— WHAT IS ASKED —
Copy the items word for word, from the start of the items up to and including the line that contains "855, 1021, 905]".

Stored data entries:
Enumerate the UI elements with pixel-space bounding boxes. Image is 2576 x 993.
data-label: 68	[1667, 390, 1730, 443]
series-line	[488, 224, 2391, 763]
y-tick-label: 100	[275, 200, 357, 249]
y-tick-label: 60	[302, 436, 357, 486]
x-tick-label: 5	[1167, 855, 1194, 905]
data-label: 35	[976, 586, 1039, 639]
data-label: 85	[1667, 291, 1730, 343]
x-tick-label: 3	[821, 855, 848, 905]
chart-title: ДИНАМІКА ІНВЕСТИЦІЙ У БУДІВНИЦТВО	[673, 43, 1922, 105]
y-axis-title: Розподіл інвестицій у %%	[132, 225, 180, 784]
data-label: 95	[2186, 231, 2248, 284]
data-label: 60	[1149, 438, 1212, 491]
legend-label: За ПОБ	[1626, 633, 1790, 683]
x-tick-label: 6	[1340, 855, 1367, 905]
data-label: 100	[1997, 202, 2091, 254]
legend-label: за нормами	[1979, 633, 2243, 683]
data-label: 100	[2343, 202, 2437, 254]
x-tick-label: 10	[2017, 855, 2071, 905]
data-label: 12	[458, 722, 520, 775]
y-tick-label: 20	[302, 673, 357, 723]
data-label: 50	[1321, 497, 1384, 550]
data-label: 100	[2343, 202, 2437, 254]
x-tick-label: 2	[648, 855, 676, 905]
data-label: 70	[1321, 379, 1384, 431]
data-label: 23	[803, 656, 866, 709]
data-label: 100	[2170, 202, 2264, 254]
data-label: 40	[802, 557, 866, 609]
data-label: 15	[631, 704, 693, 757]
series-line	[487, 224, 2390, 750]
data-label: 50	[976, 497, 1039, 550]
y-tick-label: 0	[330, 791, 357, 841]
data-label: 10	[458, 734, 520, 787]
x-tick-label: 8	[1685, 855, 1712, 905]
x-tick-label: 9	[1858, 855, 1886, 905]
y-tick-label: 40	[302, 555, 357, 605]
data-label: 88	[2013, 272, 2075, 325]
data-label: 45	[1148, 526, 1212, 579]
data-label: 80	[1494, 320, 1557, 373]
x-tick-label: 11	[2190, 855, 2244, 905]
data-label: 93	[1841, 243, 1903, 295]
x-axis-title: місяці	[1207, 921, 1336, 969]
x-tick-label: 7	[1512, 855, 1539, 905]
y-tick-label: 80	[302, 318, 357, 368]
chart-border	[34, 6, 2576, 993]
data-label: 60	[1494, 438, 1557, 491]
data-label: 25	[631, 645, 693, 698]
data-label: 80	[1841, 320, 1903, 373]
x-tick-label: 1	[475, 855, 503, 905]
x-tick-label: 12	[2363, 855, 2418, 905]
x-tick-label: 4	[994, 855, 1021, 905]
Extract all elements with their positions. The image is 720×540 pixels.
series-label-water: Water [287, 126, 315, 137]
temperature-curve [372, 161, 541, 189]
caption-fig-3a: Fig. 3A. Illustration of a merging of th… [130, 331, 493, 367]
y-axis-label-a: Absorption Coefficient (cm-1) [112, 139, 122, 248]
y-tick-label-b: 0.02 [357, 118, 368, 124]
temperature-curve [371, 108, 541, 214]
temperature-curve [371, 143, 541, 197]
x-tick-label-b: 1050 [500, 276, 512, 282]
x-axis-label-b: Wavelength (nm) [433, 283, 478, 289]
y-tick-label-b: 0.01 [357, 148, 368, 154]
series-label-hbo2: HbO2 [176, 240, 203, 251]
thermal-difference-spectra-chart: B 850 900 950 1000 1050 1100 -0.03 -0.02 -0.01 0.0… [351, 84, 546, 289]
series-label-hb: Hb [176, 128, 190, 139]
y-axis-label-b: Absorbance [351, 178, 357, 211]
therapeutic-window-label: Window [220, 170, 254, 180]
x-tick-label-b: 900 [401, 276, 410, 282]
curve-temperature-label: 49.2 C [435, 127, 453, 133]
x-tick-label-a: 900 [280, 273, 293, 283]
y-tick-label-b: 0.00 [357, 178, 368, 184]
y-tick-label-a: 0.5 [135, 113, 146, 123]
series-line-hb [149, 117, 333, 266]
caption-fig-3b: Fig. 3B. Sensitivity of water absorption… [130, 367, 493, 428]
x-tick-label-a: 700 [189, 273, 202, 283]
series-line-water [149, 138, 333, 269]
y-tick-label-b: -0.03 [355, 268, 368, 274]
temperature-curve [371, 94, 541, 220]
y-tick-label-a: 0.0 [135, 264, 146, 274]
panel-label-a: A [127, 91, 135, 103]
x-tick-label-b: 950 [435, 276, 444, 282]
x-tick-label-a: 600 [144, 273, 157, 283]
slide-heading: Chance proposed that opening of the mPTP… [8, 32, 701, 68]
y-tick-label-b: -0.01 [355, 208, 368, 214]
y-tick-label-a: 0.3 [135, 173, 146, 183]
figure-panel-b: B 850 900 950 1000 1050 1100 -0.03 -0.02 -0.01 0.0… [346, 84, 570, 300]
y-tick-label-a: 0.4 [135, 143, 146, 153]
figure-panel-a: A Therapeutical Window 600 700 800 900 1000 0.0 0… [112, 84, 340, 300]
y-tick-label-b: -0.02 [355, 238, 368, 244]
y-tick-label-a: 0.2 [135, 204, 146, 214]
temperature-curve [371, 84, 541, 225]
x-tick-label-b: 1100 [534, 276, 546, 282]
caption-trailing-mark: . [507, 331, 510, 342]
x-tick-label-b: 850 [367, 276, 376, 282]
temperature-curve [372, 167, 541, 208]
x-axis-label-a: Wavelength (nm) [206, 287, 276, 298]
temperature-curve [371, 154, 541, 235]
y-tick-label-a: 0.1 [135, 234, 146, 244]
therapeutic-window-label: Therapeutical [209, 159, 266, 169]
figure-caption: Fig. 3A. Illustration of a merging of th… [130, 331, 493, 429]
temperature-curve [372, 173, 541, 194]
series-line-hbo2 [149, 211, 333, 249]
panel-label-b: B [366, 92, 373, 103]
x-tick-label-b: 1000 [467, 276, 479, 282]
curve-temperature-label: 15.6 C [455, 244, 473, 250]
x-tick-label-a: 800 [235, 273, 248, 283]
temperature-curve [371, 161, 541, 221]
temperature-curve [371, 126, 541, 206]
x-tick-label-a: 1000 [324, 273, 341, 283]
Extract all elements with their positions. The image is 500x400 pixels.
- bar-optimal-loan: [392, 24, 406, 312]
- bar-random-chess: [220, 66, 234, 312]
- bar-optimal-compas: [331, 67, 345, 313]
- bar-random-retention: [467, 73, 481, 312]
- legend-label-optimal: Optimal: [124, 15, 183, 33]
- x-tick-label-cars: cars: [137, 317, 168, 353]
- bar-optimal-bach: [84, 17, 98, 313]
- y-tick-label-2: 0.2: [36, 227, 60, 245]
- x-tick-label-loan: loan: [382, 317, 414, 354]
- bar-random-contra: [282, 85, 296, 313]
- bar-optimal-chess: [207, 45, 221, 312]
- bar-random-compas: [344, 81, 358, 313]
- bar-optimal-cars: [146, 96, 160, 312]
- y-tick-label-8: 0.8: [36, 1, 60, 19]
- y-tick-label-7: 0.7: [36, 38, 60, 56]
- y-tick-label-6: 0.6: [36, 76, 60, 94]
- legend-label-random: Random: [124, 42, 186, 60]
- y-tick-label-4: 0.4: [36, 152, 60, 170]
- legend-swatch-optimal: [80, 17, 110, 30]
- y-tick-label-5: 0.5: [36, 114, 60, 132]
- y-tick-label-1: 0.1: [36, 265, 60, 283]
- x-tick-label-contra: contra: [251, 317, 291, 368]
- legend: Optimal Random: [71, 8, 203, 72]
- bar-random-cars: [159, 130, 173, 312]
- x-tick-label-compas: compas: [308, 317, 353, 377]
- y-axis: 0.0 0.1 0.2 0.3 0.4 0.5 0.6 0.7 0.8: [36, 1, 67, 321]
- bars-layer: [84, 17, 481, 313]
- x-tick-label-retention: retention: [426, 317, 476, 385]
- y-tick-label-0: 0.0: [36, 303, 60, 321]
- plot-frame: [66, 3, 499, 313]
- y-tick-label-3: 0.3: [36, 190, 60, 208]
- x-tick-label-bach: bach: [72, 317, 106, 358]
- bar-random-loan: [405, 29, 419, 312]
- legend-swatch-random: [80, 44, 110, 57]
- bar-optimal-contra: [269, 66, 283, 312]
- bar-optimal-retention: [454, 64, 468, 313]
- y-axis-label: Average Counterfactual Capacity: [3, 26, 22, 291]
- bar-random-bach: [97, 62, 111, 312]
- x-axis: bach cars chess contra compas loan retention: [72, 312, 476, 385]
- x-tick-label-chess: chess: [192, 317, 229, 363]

— CORRECT OUTPUT —
Enumerate the UI elements with pixel-space bounding boxes. Image is 2576 x 993.
data-label: 68	[1667, 390, 1730, 443]
series-line	[488, 224, 2391, 763]
y-tick-label: 100	[275, 200, 357, 249]
y-tick-label: 60	[302, 436, 357, 486]
x-tick-label: 5	[1167, 855, 1194, 905]
data-label: 35	[976, 586, 1039, 639]
data-label: 85	[1667, 291, 1730, 343]
x-tick-label: 3	[821, 855, 848, 905]
chart-title: ДИНАМІКА ІНВЕСТИЦІЙ У БУДІВНИЦТВО	[673, 43, 1922, 105]
y-axis-title: Розподіл інвестицій у %%	[132, 225, 180, 784]
data-label: 95	[2186, 231, 2248, 284]
data-label: 60	[1149, 438, 1212, 491]
legend-label: За ПОБ	[1626, 633, 1790, 683]
x-tick-label: 6	[1340, 855, 1367, 905]
data-label: 100	[1997, 202, 2091, 254]
legend-label: за нормами	[1979, 633, 2243, 683]
data-label: 100	[2343, 202, 2437, 254]
x-tick-label: 10	[2017, 855, 2071, 905]
data-label: 12	[458, 722, 520, 775]
y-tick-label: 20	[302, 673, 357, 723]
data-label: 50	[1321, 497, 1384, 550]
data-label: 100	[2343, 202, 2437, 254]
x-tick-label: 2	[648, 855, 676, 905]
data-label: 70	[1321, 379, 1384, 431]
data-label: 23	[803, 656, 866, 709]
data-label: 100	[2170, 202, 2264, 254]
data-label: 40	[802, 557, 866, 609]
data-label: 15	[631, 704, 693, 757]
series-line	[487, 224, 2390, 750]
data-label: 50	[976, 497, 1039, 550]
y-tick-label: 0	[330, 791, 357, 841]
data-label: 10	[458, 734, 520, 787]
x-tick-label: 8	[1685, 855, 1712, 905]
x-tick-label: 9	[1858, 855, 1886, 905]
y-tick-label: 40	[302, 555, 357, 605]
data-label: 88	[2013, 272, 2075, 325]
data-label: 45	[1148, 526, 1212, 579]
data-label: 80	[1494, 320, 1557, 373]
x-tick-label: 11	[2190, 855, 2244, 905]
data-label: 93	[1841, 243, 1903, 295]
x-axis-title: місяці	[1207, 921, 1336, 969]
x-tick-label: 7	[1512, 855, 1539, 905]
y-tick-label: 80	[302, 318, 357, 368]
chart-border	[34, 6, 2576, 993]
data-label: 60	[1494, 438, 1557, 491]
data-label: 25	[631, 645, 693, 698]
data-label: 80	[1841, 320, 1903, 373]
x-tick-label: 1	[475, 855, 503, 905]
x-tick-label: 12	[2363, 855, 2418, 905]
x-tick-label: 4	[994, 855, 1021, 905]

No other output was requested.